(The data):
<<<<

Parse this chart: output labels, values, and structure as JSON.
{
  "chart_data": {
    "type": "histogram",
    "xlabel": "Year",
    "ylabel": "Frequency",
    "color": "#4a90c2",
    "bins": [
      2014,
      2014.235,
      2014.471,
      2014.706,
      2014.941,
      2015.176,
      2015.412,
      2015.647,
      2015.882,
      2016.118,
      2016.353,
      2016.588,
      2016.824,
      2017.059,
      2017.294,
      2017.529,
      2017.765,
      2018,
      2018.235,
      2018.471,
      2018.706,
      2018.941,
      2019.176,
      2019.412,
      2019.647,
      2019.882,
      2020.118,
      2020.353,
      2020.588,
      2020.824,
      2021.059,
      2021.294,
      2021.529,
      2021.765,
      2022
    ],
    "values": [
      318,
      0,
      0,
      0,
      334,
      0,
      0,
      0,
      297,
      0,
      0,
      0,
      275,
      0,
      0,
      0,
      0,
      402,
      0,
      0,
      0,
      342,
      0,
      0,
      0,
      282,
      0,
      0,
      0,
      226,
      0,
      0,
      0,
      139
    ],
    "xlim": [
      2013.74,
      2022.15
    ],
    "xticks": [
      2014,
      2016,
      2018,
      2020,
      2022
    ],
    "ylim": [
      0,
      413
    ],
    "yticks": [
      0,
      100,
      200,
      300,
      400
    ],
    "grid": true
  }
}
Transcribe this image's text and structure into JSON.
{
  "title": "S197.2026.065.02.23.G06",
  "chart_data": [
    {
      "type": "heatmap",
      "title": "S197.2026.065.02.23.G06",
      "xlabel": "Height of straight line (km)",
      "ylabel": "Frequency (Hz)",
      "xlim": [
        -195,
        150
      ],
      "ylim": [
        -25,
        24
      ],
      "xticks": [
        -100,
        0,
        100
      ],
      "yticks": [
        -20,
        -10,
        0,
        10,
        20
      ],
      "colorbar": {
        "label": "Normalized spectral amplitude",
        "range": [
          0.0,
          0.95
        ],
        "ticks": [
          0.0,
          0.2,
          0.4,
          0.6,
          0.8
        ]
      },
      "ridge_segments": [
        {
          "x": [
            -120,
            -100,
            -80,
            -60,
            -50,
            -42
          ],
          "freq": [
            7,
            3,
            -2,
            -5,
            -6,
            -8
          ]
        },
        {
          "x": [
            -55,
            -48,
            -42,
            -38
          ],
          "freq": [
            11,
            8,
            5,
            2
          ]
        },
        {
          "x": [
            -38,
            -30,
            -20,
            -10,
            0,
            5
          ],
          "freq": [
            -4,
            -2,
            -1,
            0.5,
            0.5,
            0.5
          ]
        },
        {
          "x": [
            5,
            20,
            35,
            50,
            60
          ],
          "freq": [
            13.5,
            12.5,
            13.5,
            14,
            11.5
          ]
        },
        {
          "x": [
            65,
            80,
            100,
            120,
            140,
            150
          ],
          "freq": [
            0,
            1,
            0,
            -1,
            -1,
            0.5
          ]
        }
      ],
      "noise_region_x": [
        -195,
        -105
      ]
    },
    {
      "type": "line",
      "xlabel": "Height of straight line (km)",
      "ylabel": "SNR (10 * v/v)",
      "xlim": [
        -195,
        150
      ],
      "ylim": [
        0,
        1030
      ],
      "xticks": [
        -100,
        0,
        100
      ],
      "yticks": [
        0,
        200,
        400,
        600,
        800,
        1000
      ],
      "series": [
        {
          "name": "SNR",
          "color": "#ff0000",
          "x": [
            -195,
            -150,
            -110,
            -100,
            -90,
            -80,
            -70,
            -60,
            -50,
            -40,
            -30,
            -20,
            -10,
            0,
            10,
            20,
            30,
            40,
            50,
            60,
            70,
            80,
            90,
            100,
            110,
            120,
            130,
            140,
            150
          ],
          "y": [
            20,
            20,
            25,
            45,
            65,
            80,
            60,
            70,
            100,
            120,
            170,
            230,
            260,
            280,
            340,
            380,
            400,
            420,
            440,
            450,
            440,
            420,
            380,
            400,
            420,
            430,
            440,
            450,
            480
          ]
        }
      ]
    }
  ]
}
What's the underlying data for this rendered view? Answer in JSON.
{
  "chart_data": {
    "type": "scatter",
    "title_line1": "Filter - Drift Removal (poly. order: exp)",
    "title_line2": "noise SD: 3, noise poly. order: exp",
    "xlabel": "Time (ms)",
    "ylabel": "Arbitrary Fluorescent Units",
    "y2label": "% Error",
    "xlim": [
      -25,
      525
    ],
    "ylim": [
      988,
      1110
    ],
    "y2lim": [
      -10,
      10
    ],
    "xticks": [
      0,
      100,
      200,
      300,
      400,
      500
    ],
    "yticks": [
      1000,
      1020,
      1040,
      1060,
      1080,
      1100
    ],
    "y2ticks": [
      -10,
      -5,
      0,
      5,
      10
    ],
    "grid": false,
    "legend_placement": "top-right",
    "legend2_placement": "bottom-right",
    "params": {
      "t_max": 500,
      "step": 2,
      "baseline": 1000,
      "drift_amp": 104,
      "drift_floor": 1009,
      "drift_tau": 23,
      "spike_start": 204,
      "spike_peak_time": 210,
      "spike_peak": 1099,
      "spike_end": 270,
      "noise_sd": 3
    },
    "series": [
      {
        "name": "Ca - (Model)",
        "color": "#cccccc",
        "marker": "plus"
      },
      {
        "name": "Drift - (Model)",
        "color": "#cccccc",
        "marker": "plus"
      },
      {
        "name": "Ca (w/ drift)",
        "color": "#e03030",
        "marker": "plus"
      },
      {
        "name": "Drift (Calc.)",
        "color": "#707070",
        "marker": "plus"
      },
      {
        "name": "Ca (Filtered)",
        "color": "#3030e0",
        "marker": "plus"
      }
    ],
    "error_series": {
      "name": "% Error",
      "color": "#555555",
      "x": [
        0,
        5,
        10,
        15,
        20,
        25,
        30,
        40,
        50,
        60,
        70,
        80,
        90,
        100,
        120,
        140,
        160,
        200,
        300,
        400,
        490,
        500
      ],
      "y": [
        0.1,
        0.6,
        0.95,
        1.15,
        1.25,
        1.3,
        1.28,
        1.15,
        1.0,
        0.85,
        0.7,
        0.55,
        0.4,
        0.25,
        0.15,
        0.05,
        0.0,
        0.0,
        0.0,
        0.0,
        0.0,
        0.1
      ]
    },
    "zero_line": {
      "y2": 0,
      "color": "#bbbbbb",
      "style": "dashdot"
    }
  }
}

>>>>

(What is expected): Copy out the material above in its entirety. Every detail must match.

(Result of this exercise):
Parse this chart: output labels, values, and structure as JSON.
{
  "chart_data": {
    "type": "histogram",
    "xlabel": "Year",
    "ylabel": "Frequency",
    "color": "#4a90c2",
    "bins": [
      2014,
      2014.235,
      2014.471,
      2014.706,
      2014.941,
      2015.176,
      2015.412,
      2015.647,
      2015.882,
      2016.118,
      2016.353,
      2016.588,
      2016.824,
      2017.059,
      2017.294,
      2017.529,
      2017.765,
      2018,
      2018.235,
      2018.471,
      2018.706,
      2018.941,
      2019.176,
      2019.412,
      2019.647,
      2019.882,
      2020.118,
      2020.353,
      2020.588,
      2020.824,
      2021.059,
      2021.294,
      2021.529,
      2021.765,
      2022
    ],
    "values": [
      318,
      0,
      0,
      0,
      334,
      0,
      0,
      0,
      297,
      0,
      0,
      0,
      275,
      0,
      0,
      0,
      0,
      402,
      0,
      0,
      0,
      342,
      0,
      0,
      0,
      282,
      0,
      0,
      0,
      226,
      0,
      0,
      0,
      139
    ],
    "xlim": [
      2013.74,
      2022.15
    ],
    "xticks": [
      2014,
      2016,
      2018,
      2020,
      2022
    ],
    "ylim": [
      0,
      413
    ],
    "yticks": [
      0,
      100,
      200,
      300,
      400
    ],
    "grid": true
  }
}
Transcribe this image's text and structure into JSON.
{
  "title": "S197.2026.065.02.23.G06",
  "chart_data": [
    {
      "type": "heatmap",
      "title": "S197.2026.065.02.23.G06",
      "xlabel": "Height of straight line (km)",
      "ylabel": "Frequency (Hz)",
      "xlim": [
        -195,
        150
      ],
      "ylim": [
        -25,
        24
      ],
      "xticks": [
        -100,
        0,
        100
      ],
      "yticks": [
        -20,
        -10,
        0,
        10,
        20
      ],
      "colorbar": {
        "label": "Normalized spectral amplitude",
        "range": [
          0.0,
          0.95
        ],
        "ticks": [
          0.0,
          0.2,
          0.4,
          0.6,
          0.8
        ]
      },
      "ridge_segments": [
        {
          "x": [
            -120,
            -100,
            -80,
            -60,
            -50,
            -42
          ],
          "freq": [
            7,
            3,
            -2,
            -5,
            -6,
            -8
          ]
        },
        {
          "x": [
            -55,
            -48,
            -42,
            -38
          ],
          "freq": [
            11,
            8,
            5,
            2
          ]
        },
        {
          "x": [
            -38,
            -30,
            -20,
            -10,
            0,
            5
          ],
          "freq": [
            -4,
            -2,
            -1,
            0.5,
            0.5,
            0.5
          ]
        },
        {
          "x": [
            5,
            20,
            35,
            50,
            60
          ],
          "freq": [
            13.5,
            12.5,
            13.5,
            14,
            11.5
          ]
        },
        {
          "x": [
            65,
            80,
            100,
            120,
            140,
            150
          ],
          "freq": [
            0,
            1,
            0,
            -1,
            -1,
            0.5
          ]
        }
      ],
      "noise_region_x": [
        -195,
        -105
      ]
    },
    {
      "type": "line",
      "xlabel": "Height of straight line (km)",
      "ylabel": "SNR (10 * v/v)",
      "xlim": [
        -195,
        150
      ],
      "ylim": [
        0,
        1030
      ],
      "xticks": [
        -100,
        0,
        100
      ],
      "yticks": [
        0,
        200,
        400,
        600,
        800,
        1000
      ],
      "series": [
        {
          "name": "SNR",
          "color": "#ff0000",
          "x": [
            -195,
            -150,
            -110,
            -100,
            -90,
            -80,
            -70,
            -60,
            -50,
            -40,
            -30,
            -20,
            -10,
            0,
            10,
            20,
            30,
            40,
            50,
            60,
            70,
            80,
            90,
            100,
            110,
            120,
            130,
            140,
            150
          ],
          "y": [
            20,
            20,
            25,
            45,
            65,
            80,
            60,
            70,
            100,
            120,
            170,
            230,
            260,
            280,
            340,
            380,
            400,
            420,
            440,
            450,
            440,
            420,
            380,
            400,
            420,
            430,
            440,
            450,
            480
          ]
        }
      ]
    }
  ]
}
What's the underlying data for this rendered view? Answer in JSON.
{
  "chart_data": {
    "type": "scatter",
    "title_line1": "Filter - Drift Removal (poly. order: exp)",
    "title_line2": "noise SD: 3, noise poly. order: exp",
    "xlabel": "Time (ms)",
    "ylabel": "Arbitrary Fluorescent Units",
    "y2label": "% Error",
    "xlim": [
      -25,
      525
    ],
    "ylim": [
      988,
      1110
    ],
    "y2lim": [
      -10,
      10
    ],
    "xticks": [
      0,
      100,
      200,
      300,
      400,
      500
    ],
    "yticks": [
      1000,
      1020,
      1040,
      1060,
      1080,
      1100
    ],
    "y2ticks": [
      -10,
      -5,
      0,
      5,
      10
    ],
    "grid": false,
    "legend_placement": "top-right",
    "legend2_placement": "bottom-right",
    "params": {
      "t_max": 500,
      "step": 2,
      "baseline": 1000,
      "drift_amp": 104,
      "drift_floor": 1009,
      "drift_tau": 23,
      "spike_start": 204,
      "spike_peak_time": 210,
      "spike_peak": 1099,
      "spike_end": 270,
      "noise_sd": 3
    },
    "series": [
      {
        "name": "Ca - (Model)",
        "color": "#cccccc",
        "marker": "plus"
      },
      {
        "name": "Drift - (Model)",
        "color": "#cccccc",
        "marker": "plus"
      },
      {
        "name": "Ca (w/ drift)",
        "color": "#e03030",
        "marker": "plus"
      },
      {
        "name": "Drift (Calc.)",
        "color": "#707070",
        "marker": "plus"
      },
      {
        "name": "Ca (Filtered)",
        "color": "#3030e0",
        "marker": "plus"
      }
    ],
    "error_series": {
      "name": "% Error",
      "color": "#555555",
      "x": [
        0,
        5,
        10,
        15,
        20,
        25,
        30,
        40,
        50,
        60,
        70,
        80,
        90,
        100,
        120,
        140,
        160,
        200,
        300,
        400,
        490,
        500
      ],
      "y": [
        0.1,
        0.6,
        0.95,
        1.15,
        1.25,
        1.3,
        1.28,
        1.15,
        1.0,
        0.85,
        0.7,
        0.55,
        0.4,
        0.25,
        0.15,
        0.05,
        0.0,
        0.0,
        0.0,
        0.0,
        0.0,
        0.1
      ]
    },
    "zero_line": {
      "y2": 0,
      "color": "#bbbbbb",
      "style": "dashdot"
    }
  }
}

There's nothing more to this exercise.